[Opening Exercise data section]
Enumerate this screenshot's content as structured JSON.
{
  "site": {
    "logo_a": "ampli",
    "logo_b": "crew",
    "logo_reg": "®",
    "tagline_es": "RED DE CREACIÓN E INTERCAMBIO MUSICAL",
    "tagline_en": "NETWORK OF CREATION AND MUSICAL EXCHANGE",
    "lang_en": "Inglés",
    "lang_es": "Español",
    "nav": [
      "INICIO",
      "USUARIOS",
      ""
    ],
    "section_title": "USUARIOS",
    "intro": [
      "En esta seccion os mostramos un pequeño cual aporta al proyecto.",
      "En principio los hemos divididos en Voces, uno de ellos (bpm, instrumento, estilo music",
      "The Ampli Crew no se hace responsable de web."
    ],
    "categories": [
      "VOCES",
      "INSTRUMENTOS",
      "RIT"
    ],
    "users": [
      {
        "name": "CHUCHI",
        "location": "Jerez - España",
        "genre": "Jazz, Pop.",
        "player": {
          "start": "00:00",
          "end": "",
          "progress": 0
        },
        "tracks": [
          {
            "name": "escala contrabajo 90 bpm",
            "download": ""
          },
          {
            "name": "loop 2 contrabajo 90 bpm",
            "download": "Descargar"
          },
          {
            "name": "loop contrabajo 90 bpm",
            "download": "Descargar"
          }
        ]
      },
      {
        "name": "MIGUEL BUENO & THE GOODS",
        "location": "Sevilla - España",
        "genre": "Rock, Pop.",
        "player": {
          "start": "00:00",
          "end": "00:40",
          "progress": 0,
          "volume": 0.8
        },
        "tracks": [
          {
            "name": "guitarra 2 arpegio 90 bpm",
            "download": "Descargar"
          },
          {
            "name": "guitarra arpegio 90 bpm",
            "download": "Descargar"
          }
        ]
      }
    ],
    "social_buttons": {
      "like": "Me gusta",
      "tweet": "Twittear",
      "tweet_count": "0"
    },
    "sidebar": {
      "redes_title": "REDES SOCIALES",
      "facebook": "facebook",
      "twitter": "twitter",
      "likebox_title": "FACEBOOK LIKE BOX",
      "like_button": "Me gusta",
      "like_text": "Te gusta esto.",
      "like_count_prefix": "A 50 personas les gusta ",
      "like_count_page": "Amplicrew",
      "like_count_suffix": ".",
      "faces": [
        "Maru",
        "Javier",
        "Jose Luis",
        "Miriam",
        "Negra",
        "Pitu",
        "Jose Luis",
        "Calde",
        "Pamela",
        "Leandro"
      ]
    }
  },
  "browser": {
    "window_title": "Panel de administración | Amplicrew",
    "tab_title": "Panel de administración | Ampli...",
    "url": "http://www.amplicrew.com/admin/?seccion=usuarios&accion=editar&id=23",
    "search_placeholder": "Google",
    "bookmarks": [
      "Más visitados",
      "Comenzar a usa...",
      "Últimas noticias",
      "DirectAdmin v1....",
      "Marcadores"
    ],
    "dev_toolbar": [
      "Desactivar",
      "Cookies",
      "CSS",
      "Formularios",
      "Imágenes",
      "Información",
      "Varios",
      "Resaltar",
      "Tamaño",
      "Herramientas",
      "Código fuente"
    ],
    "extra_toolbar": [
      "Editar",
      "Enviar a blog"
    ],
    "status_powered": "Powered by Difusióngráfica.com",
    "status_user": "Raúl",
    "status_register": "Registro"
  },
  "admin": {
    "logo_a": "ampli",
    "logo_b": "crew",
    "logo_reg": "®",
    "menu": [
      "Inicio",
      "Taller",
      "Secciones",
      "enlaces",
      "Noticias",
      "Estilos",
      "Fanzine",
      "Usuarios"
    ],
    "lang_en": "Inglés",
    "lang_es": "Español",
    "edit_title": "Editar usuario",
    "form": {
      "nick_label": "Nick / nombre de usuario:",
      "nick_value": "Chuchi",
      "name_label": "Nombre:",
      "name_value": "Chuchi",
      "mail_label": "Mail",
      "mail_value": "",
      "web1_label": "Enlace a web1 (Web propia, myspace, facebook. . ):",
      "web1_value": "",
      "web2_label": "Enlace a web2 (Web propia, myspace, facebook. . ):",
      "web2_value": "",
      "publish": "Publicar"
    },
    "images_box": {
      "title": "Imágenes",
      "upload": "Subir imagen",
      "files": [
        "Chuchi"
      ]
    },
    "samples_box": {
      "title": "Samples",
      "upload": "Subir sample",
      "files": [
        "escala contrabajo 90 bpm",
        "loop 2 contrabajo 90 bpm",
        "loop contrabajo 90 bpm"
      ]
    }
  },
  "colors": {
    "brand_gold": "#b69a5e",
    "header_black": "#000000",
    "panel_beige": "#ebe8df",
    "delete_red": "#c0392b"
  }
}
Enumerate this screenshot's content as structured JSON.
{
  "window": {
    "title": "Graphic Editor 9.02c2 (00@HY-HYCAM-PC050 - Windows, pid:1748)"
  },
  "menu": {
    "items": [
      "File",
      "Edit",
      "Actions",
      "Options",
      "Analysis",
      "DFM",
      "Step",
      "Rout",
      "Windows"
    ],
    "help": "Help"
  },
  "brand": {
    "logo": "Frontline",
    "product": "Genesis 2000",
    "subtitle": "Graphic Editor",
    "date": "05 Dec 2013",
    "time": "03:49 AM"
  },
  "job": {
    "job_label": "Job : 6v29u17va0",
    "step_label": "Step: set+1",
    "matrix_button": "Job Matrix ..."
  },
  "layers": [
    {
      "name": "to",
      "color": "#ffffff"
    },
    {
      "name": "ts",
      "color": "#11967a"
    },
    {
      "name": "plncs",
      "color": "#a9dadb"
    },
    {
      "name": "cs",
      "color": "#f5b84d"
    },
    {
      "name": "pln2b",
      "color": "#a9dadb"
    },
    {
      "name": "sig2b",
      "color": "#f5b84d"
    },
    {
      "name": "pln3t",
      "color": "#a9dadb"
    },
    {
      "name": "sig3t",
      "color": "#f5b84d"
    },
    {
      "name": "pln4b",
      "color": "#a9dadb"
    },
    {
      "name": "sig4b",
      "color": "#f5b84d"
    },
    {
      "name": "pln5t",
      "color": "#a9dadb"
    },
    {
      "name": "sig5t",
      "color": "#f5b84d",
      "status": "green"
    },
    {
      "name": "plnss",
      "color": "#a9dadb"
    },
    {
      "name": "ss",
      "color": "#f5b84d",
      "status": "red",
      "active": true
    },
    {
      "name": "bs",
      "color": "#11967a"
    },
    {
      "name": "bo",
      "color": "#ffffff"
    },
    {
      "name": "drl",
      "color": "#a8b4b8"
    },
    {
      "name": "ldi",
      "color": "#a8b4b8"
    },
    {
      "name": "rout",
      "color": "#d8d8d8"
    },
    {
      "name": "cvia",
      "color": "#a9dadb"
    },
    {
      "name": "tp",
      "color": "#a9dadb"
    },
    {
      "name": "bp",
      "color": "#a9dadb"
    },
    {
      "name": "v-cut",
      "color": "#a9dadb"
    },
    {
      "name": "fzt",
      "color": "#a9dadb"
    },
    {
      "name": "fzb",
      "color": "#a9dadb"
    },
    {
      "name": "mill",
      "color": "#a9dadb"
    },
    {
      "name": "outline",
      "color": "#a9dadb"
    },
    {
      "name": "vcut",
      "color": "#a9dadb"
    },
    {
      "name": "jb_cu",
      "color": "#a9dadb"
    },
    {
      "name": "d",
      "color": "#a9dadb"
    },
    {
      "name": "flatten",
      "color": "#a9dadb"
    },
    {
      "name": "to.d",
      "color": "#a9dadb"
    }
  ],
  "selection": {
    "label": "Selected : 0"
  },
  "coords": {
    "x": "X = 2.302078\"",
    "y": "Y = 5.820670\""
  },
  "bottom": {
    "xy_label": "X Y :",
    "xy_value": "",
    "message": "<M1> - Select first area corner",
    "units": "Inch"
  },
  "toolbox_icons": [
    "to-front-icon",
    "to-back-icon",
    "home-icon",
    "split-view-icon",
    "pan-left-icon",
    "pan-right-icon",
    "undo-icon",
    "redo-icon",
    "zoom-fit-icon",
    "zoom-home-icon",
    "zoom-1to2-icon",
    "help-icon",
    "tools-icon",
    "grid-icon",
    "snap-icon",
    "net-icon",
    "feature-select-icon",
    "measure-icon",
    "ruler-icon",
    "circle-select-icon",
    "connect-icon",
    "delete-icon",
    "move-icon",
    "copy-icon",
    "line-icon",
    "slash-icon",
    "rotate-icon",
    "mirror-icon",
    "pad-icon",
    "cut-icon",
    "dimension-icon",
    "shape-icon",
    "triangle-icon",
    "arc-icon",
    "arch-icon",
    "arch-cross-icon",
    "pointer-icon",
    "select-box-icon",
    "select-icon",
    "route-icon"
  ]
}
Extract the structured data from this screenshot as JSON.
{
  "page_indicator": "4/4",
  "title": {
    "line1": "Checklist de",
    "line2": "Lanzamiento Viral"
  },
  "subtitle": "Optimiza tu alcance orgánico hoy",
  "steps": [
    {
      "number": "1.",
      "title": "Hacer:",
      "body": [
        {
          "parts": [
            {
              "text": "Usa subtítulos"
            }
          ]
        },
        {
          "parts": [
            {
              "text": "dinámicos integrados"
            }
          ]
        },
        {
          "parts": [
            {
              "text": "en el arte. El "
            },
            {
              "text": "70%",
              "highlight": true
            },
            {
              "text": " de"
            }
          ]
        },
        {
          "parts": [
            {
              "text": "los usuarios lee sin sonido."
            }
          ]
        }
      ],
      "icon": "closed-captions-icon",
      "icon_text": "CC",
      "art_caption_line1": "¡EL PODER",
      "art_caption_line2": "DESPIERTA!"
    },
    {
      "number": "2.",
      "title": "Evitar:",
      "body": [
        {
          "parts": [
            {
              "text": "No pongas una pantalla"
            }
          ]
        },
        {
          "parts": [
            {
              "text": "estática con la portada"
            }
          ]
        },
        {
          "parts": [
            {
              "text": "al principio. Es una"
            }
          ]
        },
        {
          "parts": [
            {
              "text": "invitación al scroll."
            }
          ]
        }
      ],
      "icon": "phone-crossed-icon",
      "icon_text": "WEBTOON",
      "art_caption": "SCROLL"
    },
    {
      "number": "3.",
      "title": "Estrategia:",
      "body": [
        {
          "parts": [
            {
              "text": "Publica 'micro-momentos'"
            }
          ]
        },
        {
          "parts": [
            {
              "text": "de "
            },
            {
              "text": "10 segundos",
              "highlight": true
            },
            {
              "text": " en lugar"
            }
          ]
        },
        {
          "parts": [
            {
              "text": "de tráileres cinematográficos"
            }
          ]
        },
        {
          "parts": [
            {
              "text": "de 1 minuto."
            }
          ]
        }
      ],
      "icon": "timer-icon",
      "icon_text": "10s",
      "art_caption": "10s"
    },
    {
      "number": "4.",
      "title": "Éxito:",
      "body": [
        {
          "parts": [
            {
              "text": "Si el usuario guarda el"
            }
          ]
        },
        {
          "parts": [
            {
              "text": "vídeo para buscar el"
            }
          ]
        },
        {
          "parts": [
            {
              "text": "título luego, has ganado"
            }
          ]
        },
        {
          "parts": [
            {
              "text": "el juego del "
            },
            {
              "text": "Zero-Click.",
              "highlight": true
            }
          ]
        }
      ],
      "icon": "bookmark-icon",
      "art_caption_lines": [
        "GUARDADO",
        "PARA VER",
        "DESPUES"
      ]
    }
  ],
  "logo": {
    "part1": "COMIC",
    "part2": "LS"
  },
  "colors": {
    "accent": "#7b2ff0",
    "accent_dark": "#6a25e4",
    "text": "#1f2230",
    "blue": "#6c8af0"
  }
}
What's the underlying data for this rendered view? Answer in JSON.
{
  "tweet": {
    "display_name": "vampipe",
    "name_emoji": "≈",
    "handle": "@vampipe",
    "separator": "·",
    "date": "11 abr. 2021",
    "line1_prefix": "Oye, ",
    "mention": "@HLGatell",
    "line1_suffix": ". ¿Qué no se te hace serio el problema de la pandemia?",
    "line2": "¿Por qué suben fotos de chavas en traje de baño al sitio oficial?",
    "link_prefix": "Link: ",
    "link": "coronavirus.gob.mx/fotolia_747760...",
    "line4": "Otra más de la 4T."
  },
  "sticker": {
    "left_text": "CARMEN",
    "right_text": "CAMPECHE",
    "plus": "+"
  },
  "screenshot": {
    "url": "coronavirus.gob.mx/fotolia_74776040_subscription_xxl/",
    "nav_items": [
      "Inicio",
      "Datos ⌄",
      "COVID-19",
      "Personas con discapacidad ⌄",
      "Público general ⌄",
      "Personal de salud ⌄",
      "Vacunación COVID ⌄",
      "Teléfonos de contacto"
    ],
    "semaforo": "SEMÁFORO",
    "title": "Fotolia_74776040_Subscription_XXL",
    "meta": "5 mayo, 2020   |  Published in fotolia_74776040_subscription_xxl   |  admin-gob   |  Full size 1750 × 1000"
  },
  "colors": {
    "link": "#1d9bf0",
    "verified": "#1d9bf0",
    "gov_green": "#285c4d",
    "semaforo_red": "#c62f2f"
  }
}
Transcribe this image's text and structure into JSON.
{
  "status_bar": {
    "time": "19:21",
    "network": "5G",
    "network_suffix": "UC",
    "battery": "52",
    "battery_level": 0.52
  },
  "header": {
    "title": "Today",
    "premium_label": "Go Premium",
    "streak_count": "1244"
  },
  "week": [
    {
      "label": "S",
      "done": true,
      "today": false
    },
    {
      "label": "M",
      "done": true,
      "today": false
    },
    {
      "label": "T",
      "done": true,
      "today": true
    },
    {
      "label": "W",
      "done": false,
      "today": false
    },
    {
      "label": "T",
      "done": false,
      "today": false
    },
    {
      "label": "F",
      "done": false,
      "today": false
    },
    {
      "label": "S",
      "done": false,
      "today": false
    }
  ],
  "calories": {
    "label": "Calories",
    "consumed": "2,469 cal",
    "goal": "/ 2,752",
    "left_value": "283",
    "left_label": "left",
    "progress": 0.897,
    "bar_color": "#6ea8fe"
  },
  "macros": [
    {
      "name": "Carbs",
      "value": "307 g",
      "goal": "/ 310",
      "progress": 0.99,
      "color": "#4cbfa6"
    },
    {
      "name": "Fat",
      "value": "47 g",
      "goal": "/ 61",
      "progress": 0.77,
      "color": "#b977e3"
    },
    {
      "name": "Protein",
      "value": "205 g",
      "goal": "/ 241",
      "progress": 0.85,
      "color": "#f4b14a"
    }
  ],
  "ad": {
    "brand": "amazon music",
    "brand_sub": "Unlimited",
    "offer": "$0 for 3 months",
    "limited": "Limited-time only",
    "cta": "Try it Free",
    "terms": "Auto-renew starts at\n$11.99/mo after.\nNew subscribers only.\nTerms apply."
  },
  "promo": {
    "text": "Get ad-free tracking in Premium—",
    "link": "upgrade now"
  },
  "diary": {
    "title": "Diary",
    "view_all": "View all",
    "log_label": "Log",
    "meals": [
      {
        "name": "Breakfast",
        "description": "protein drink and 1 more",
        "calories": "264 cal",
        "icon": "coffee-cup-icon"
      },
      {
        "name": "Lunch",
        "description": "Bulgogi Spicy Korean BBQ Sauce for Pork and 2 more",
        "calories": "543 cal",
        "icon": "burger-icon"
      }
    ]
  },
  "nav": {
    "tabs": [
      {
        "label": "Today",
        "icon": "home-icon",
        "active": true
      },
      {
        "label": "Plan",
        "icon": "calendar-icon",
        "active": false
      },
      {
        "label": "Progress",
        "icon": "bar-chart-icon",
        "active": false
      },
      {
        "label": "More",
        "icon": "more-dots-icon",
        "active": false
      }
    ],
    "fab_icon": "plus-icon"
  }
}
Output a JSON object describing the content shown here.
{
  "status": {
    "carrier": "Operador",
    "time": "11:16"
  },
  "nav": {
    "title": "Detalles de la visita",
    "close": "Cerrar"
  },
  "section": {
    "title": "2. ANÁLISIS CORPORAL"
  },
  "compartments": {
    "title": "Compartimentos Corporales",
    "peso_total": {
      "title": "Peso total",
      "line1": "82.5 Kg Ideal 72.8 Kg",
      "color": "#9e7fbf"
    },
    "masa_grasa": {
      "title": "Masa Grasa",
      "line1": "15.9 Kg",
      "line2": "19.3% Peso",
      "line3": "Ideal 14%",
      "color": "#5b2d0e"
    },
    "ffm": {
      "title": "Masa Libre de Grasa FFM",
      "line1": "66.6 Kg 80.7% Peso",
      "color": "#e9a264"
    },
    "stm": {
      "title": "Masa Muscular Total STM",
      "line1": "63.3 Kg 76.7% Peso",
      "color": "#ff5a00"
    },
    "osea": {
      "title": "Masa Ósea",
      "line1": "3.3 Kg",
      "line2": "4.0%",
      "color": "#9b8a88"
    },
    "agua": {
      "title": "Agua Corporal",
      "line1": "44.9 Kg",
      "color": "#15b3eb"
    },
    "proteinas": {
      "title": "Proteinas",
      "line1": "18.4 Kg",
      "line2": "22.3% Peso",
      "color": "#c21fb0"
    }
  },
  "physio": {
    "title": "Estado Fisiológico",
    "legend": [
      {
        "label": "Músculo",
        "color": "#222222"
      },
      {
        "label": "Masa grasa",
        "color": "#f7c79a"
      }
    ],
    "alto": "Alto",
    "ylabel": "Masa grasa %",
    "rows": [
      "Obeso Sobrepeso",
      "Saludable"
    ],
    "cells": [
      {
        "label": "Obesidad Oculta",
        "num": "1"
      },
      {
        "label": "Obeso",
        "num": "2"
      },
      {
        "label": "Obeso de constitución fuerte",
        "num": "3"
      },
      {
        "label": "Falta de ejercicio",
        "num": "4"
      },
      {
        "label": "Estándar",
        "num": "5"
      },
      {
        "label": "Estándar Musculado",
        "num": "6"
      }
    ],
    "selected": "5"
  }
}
[Closing Exercise data section]
Exercise goal
Of the lines above, copy each that contains "zoom".

Final answer
    "zoom-fit-icon",
    "zoom-home-icon",
    "zoom-1to2-icon",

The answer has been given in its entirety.